▶
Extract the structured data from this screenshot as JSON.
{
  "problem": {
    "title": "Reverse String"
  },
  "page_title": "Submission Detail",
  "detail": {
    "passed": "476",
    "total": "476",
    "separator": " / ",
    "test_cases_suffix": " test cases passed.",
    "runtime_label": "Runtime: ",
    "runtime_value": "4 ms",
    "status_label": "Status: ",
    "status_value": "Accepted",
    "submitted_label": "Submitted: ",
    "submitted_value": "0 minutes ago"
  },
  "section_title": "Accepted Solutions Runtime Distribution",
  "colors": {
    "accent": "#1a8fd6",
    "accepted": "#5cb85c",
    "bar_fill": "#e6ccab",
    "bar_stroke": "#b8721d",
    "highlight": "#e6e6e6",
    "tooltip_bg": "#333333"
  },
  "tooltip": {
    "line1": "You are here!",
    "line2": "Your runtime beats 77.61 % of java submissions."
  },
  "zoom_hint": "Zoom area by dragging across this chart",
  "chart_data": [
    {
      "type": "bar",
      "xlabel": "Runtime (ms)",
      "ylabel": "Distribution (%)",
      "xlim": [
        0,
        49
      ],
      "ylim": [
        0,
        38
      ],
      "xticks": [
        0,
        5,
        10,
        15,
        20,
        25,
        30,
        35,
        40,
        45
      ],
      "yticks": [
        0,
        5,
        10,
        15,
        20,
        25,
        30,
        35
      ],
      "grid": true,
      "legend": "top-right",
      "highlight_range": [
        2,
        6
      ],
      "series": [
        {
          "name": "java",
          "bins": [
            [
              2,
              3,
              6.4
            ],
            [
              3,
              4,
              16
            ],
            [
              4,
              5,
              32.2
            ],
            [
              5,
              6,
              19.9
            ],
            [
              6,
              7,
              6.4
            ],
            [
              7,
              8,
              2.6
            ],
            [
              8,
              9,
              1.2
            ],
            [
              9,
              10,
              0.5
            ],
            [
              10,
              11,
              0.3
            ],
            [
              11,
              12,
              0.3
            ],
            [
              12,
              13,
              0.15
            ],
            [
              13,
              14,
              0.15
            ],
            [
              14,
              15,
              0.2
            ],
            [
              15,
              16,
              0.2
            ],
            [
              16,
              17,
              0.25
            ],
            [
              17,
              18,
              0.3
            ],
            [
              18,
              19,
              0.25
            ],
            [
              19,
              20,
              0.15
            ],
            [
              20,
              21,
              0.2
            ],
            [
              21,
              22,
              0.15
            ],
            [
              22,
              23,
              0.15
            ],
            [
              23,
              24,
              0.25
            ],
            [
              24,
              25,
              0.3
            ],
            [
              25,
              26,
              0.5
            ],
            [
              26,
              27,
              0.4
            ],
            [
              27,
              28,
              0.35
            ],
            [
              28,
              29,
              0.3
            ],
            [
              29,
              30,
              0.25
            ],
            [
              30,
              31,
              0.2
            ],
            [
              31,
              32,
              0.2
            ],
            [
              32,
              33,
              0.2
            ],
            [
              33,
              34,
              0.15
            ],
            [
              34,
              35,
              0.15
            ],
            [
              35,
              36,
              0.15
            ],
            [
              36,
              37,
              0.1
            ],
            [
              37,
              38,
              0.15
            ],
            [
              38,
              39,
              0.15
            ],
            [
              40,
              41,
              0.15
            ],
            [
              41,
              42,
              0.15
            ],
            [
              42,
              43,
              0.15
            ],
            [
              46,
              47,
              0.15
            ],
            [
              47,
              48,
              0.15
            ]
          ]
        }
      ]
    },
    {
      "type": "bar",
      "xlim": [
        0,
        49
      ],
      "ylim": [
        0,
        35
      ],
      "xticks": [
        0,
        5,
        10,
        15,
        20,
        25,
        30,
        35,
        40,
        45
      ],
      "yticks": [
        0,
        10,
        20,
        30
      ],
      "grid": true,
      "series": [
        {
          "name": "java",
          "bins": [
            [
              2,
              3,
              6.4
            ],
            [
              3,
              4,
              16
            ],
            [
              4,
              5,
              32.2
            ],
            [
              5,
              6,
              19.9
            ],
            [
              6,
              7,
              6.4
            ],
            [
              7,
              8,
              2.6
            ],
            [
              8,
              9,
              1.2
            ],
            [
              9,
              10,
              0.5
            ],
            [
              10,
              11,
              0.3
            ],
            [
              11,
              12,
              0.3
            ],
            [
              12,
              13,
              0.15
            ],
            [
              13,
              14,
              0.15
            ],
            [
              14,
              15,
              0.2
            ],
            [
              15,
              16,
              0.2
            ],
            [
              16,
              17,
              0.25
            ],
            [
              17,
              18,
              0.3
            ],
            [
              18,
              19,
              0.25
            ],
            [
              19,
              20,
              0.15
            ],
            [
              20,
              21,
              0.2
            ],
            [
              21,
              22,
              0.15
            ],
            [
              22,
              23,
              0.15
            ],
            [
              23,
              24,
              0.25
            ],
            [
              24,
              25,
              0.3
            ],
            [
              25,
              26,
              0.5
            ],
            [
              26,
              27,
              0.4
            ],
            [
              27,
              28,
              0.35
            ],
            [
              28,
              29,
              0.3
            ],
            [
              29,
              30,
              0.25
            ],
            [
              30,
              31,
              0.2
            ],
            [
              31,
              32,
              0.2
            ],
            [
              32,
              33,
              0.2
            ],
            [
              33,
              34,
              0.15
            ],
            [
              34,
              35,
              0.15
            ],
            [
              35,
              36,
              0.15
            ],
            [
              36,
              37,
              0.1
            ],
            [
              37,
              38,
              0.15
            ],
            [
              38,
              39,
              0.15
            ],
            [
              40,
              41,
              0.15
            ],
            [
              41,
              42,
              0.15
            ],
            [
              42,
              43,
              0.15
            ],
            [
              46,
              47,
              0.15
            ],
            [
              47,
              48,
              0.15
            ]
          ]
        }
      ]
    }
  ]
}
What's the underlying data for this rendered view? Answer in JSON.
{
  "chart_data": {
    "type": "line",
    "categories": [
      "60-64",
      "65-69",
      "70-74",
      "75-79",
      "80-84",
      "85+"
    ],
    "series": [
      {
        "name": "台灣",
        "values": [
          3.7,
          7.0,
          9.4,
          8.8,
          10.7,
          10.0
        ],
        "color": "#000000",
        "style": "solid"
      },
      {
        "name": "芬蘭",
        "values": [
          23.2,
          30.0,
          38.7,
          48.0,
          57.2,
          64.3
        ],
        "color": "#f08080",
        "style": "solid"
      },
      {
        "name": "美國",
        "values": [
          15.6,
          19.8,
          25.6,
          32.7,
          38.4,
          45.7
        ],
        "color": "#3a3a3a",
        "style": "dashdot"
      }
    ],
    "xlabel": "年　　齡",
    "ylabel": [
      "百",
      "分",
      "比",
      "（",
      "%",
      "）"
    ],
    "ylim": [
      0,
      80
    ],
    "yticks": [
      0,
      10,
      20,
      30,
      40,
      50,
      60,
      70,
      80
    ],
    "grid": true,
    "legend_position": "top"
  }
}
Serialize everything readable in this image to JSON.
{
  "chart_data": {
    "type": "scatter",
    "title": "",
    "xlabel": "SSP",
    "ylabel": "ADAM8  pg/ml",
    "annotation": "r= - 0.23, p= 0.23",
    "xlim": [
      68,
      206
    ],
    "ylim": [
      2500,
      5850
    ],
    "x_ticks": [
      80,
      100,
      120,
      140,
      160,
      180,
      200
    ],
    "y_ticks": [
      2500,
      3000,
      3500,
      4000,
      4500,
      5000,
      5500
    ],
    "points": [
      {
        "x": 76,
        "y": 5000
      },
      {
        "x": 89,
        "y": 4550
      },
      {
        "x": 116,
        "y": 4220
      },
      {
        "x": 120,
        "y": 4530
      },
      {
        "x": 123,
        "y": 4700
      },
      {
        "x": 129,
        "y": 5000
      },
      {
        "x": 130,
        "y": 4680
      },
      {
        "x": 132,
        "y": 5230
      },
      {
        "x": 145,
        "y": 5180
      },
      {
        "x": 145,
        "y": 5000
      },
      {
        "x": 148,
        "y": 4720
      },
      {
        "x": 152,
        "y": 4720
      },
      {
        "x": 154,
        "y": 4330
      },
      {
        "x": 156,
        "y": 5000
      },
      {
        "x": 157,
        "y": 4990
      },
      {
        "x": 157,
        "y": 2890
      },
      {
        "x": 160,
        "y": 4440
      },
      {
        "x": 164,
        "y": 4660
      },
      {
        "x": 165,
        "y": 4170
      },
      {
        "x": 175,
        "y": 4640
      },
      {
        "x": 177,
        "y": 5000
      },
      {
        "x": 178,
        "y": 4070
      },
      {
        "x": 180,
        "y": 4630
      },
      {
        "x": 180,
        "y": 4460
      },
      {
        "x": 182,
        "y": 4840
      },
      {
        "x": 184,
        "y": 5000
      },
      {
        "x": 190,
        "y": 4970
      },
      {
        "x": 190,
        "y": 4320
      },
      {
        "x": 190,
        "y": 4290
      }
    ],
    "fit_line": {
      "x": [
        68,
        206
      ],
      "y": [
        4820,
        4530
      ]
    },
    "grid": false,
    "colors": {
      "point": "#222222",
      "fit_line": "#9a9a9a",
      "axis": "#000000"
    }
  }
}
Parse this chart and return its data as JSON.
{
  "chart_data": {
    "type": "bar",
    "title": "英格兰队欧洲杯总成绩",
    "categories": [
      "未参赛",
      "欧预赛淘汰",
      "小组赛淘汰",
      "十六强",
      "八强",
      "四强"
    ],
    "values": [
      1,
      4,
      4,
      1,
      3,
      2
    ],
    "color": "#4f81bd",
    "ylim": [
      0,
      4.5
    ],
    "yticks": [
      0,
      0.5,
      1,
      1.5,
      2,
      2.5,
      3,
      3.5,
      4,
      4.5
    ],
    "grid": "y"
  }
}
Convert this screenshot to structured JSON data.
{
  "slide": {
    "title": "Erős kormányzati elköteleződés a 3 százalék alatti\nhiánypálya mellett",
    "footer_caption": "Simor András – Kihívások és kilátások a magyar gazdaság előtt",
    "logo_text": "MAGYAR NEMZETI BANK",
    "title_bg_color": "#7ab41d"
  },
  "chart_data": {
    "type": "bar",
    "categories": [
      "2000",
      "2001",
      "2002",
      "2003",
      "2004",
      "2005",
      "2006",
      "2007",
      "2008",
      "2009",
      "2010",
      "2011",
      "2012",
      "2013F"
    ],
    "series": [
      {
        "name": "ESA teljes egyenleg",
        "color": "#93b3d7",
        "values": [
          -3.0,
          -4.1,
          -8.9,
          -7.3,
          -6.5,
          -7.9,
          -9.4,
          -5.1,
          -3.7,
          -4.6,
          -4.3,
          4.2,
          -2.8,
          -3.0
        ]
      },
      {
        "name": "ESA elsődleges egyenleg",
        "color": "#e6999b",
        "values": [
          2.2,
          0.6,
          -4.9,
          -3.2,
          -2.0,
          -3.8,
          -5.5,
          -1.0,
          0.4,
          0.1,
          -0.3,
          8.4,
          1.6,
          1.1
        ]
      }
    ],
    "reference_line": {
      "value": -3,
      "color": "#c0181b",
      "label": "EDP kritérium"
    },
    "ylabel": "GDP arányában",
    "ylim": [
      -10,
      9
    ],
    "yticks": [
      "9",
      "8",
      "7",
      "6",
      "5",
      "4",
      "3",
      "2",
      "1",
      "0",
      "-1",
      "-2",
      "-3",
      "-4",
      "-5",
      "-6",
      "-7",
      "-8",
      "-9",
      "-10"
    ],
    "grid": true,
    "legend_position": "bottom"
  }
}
◀
Copy each line of the records containing the string "this".

Reply to the exercise:
Extract the structured data from this screenshot as JSON.
  "zoom_hint": "Zoom area by dragging across this chart",
What's the underlying data for this rendered view? Answer in JSON.
Serialize everything readable in this image to JSON.
Parse this chart and return its data as JSON.
Convert this screenshot to structured JSON data.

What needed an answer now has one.